------ STORED DATA
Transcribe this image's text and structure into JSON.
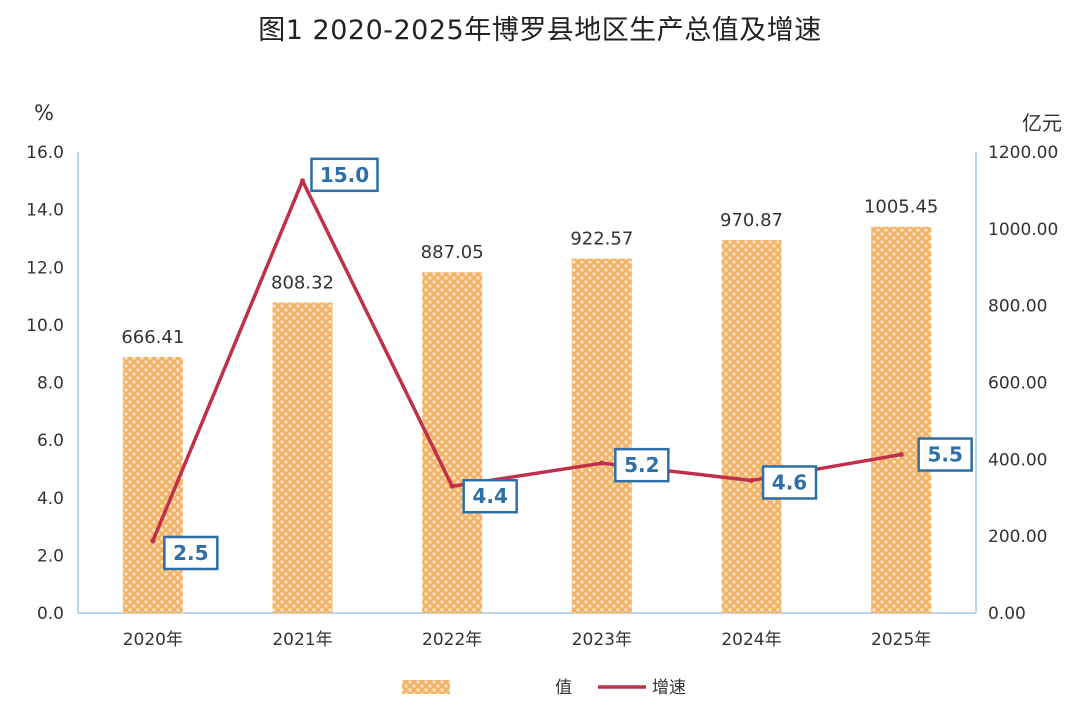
{
  "title": "图1 2020-2025年博罗县地区生产总值及增速",
  "chart_data": {
    "type": "bar+line",
    "categories": [
      "2020年",
      "2021年",
      "2022年",
      "2023年",
      "2024年",
      "2025年"
    ],
    "left_axis": {
      "label": "%",
      "min": 0,
      "max": 16,
      "step": 2,
      "ticks": [
        "0.0",
        "2.0",
        "4.0",
        "6.0",
        "8.0",
        "10.0",
        "12.0",
        "14.0",
        "16.0"
      ]
    },
    "right_axis": {
      "label": "亿元",
      "min": 0,
      "max": 1200,
      "step": 200,
      "ticks": [
        "0.00",
        "200.00",
        "400.00",
        "600.00",
        "800.00",
        "1000.00",
        "1200.00"
      ]
    },
    "series": [
      {
        "name": "",
        "type": "bar",
        "axis": "right",
        "values": [
          666.41,
          808.32,
          887.05,
          922.57,
          970.87,
          1005.45
        ],
        "labels": [
          "666.41",
          "808.32",
          "887.05",
          "922.57",
          "970.87",
          "1005.45"
        ]
      },
      {
        "name": "增速",
        "type": "line",
        "axis": "left",
        "values": [
          2.5,
          15.0,
          4.4,
          5.2,
          4.6,
          5.5
        ],
        "labels": [
          "2.5",
          "15.0",
          "4.4",
          "5.2",
          "4.6",
          "5.5"
        ]
      }
    ],
    "legend": {
      "position": "bottom",
      "entries": [
        {
          "label": "值",
          "type": "bar"
        },
        {
          "label": "增速",
          "type": "line"
        }
      ]
    },
    "grid": false,
    "colors": {
      "bar": "#f3b46a",
      "bar_pattern": "#fde6c8",
      "line": "#c0304a",
      "label_box_border": "#2e6fa8",
      "label_box_text": "#2e6fa8",
      "axis": "#a8c8e4"
    }
  }
}
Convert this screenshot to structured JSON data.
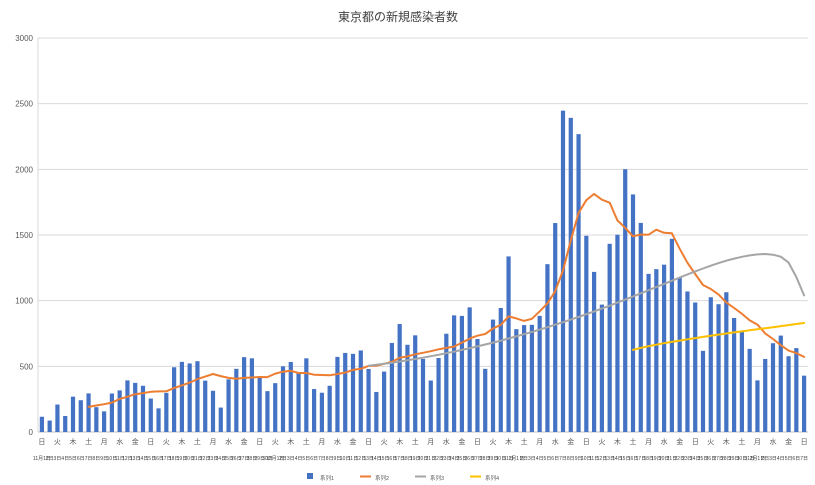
{
  "chart_data": {
    "type": "bar",
    "title": "東京都の新規感染者数",
    "xlabel": "",
    "ylabel": "",
    "ylim": [
      0,
      3000
    ],
    "yticks": [
      0,
      500,
      1000,
      1500,
      2000,
      2500,
      3000
    ],
    "grid": true,
    "legend_position": "bottom",
    "months": [
      {
        "name": "11月",
        "days": 30
      },
      {
        "name": "12月",
        "days": 31
      },
      {
        "name": "1月",
        "days": 31
      },
      {
        "name": "2月",
        "days": 7
      }
    ],
    "dow_cycle": [
      "日",
      "火",
      "木",
      "土",
      "月",
      "水",
      "金"
    ],
    "dow_label_every": 2,
    "date_suffix": "日",
    "colors": {
      "grid": "#D9D9D9",
      "axis": "#BFBFBF",
      "tick_text": "#595959",
      "date_text": "#404040"
    },
    "series": [
      {
        "name": "系列1",
        "type": "bar",
        "color": "#4472C4",
        "start_day": 1,
        "values": [
          116,
          87,
          209,
          122,
          269,
          242,
          294,
          189,
          157,
          293,
          317,
          393,
          374,
          352,
          255,
          180,
          298,
          493,
          534,
          522,
          539,
          391,
          314,
          186,
          401,
          481,
          570,
          561,
          418,
          311,
          372,
          500,
          533,
          449,
          561,
          327,
          299,
          352,
          572,
          602,
          595,
          621,
          480,
          305,
          460,
          678,
          822,
          664,
          736,
          556,
          392,
          563,
          748,
          888,
          884,
          949,
          708,
          481,
          856,
          944,
          1337,
          783,
          814,
          816,
          884,
          1278,
          1591,
          2447,
          2392,
          2268,
          1494,
          1219,
          970,
          1433,
          1502,
          2001,
          1809,
          1592,
          1204,
          1240,
          1274,
          1471,
          1175,
          1070,
          986,
          618,
          1026,
          973,
          1064,
          868,
          769,
          633,
          393,
          556,
          676,
          734,
          577,
          639,
          429
        ]
      },
      {
        "name": "系列2",
        "type": "line",
        "color": "#ED7D31",
        "start_day": 7,
        "values": [
          191,
          202,
          212,
          224,
          252,
          269,
          288,
          296,
          306,
          309,
          310,
          335,
          355,
          376,
          403,
          422,
          442,
          426,
          412,
          405,
          412,
          415,
          419,
          418,
          445,
          459,
          466,
          449,
          449,
          436,
          434,
          432,
          442,
          452,
          473,
          481,
          503,
          504,
          519,
          534,
          566,
          576,
          592,
          603,
          615,
          630,
          640,
          650,
          681,
          711,
          733,
          746,
          788,
          816,
          880,
          865,
          846,
          862,
          919,
          979,
          1072,
          1230,
          1460,
          1668,
          1765,
          1813,
          1769,
          1746,
          1611,
          1555,
          1490,
          1504,
          1502,
          1540,
          1517,
          1513,
          1395,
          1289,
          1203,
          1119,
          1089,
          1046,
          987,
          944,
          901,
          850,
          818,
          751,
          708,
          661,
          620,
          601,
          572
        ]
      },
      {
        "name": "系列3",
        "type": "line",
        "color": "#A5A5A5",
        "start_day": 43,
        "values": [
          505,
          512,
          520,
          528,
          537,
          546,
          556,
          566,
          577,
          588,
          600,
          612,
          625,
          638,
          652,
          666,
          681,
          696,
          712,
          728,
          745,
          762,
          780,
          798,
          817,
          836,
          856,
          876,
          897,
          918,
          940,
          962,
          985,
          1008,
          1032,
          1056,
          1080,
          1104,
          1128,
          1152,
          1176,
          1200,
          1223,
          1245,
          1266,
          1286,
          1304,
          1320,
          1334,
          1345,
          1352,
          1355,
          1350,
          1335,
          1290,
          1180,
          1040
        ]
      },
      {
        "name": "系列4",
        "type": "line",
        "color": "#FFC000",
        "start_day": 77,
        "values": [
          625,
          640,
          653,
          665,
          676,
          686,
          696,
          706,
          715,
          724,
          733,
          742,
          750,
          758,
          766,
          774,
          782,
          790,
          798,
          806,
          814,
          822,
          830
        ]
      }
    ]
  }
}
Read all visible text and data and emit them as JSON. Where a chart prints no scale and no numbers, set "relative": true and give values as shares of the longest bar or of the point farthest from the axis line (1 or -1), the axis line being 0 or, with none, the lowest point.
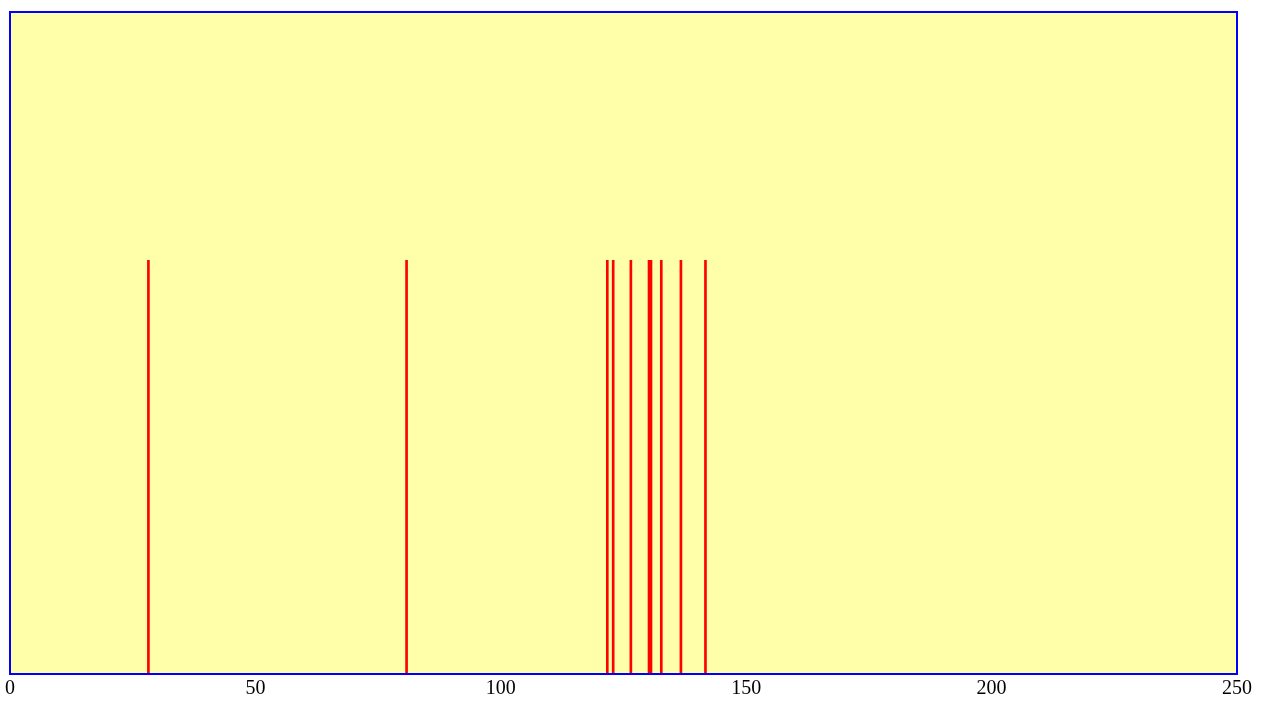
{
  "chart_data": {
    "type": "bar",
    "relative": true,
    "x": [
      28.2,
      80.8,
      121.7,
      122.9,
      126.5,
      130.2,
      130.6,
      132.7,
      136.7,
      141.7
    ],
    "values": [
      1,
      1,
      1,
      1,
      1,
      1,
      1,
      1,
      1,
      1
    ],
    "color": "#ff0000",
    "xlim": [
      0,
      250
    ],
    "xticks": [
      0,
      50,
      100,
      150,
      200,
      250
    ],
    "grid": false,
    "legend": false
  }
}
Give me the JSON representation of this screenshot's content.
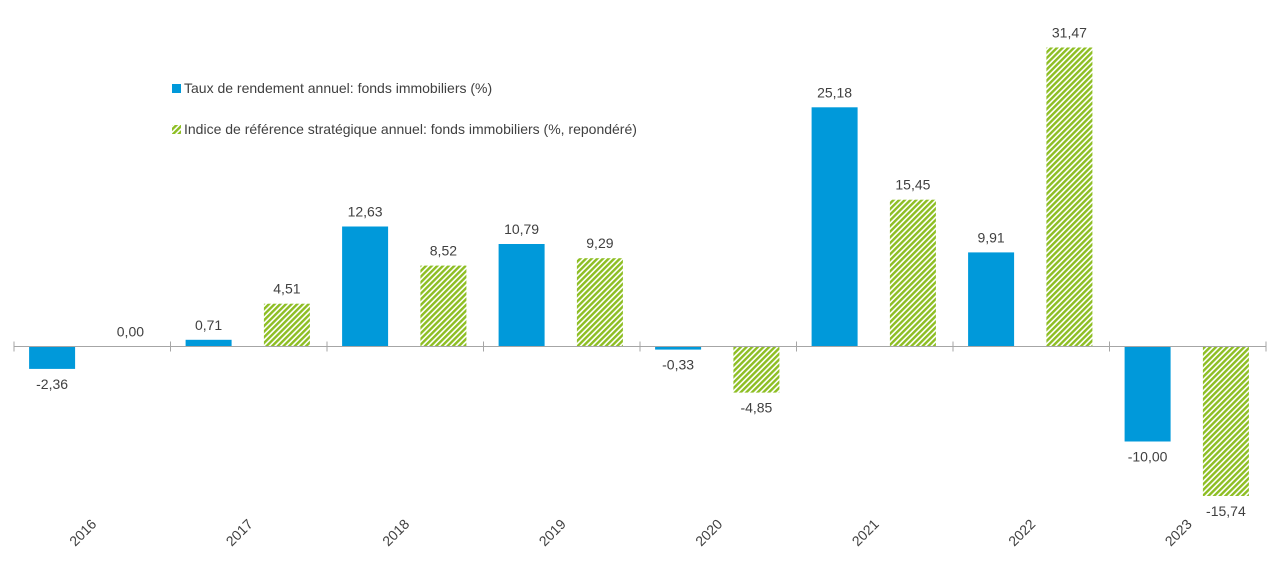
{
  "chart_data": {
    "type": "bar",
    "title": "",
    "xlabel": "",
    "ylabel": "",
    "ylim": [
      -20,
      35
    ],
    "grid": false,
    "legend_placement": "top-left",
    "categories": [
      "2016",
      "2017",
      "2018",
      "2019",
      "2020",
      "2021",
      "2022",
      "2023"
    ],
    "series": [
      {
        "name": "Taux de rendement annuel: fonds immobiliers (%)",
        "values": [
          -2.36,
          0.71,
          12.63,
          10.79,
          -0.33,
          25.18,
          9.91,
          -10.0
        ],
        "labels": [
          "-2,36",
          "0,71",
          "12,63",
          "10,79",
          "-0,33",
          "25,18",
          "9,91",
          "-10,00"
        ],
        "color": "#0099DA",
        "pattern": "solid"
      },
      {
        "name": "Indice de référence stratégique annuel: fonds immobiliers (%, repondéré)",
        "values": [
          0.0,
          4.51,
          8.52,
          9.29,
          -4.85,
          15.45,
          31.47,
          -15.74
        ],
        "labels": [
          "0,00",
          "4,51",
          "8,52",
          "9,29",
          "-4,85",
          "15,45",
          "31,47",
          "-15,74"
        ],
        "color": "#8DBE22",
        "pattern": "diagonal-hatch"
      }
    ]
  }
}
------------
Extract, exactly as written, the span of lines from the one holding "Give me the" through the last line, inclusive. Skip any picture.

Give me the JSON representation of this screenshot's content.
{
  "chart_data": {
    "type": "bar",
    "title": "",
    "xlabel": "",
    "ylabel": "",
    "ylim": [
      -20,
      35
    ],
    "grid": false,
    "legend_placement": "top-left",
    "categories": [
      "2016",
      "2017",
      "2018",
      "2019",
      "2020",
      "2021",
      "2022",
      "2023"
    ],
    "series": [
      {
        "name": "Taux de rendement annuel: fonds immobiliers (%)",
        "values": [
          -2.36,
          0.71,
          12.63,
          10.79,
          -0.33,
          25.18,
          9.91,
          -10.0
        ],
        "labels": [
          "-2,36",
          "0,71",
          "12,63",
          "10,79",
          "-0,33",
          "25,18",
          "9,91",
          "-10,00"
        ],
        "color": "#0099DA",
        "pattern": "solid"
      },
      {
        "name": "Indice de référence stratégique annuel: fonds immobiliers (%, repondéré)",
        "values": [
          0.0,
          4.51,
          8.52,
          9.29,
          -4.85,
          15.45,
          31.47,
          -15.74
        ],
        "labels": [
          "0,00",
          "4,51",
          "8,52",
          "9,29",
          "-4,85",
          "15,45",
          "31,47",
          "-15,74"
        ],
        "color": "#8DBE22",
        "pattern": "diagonal-hatch"
      }
    ]
  }
}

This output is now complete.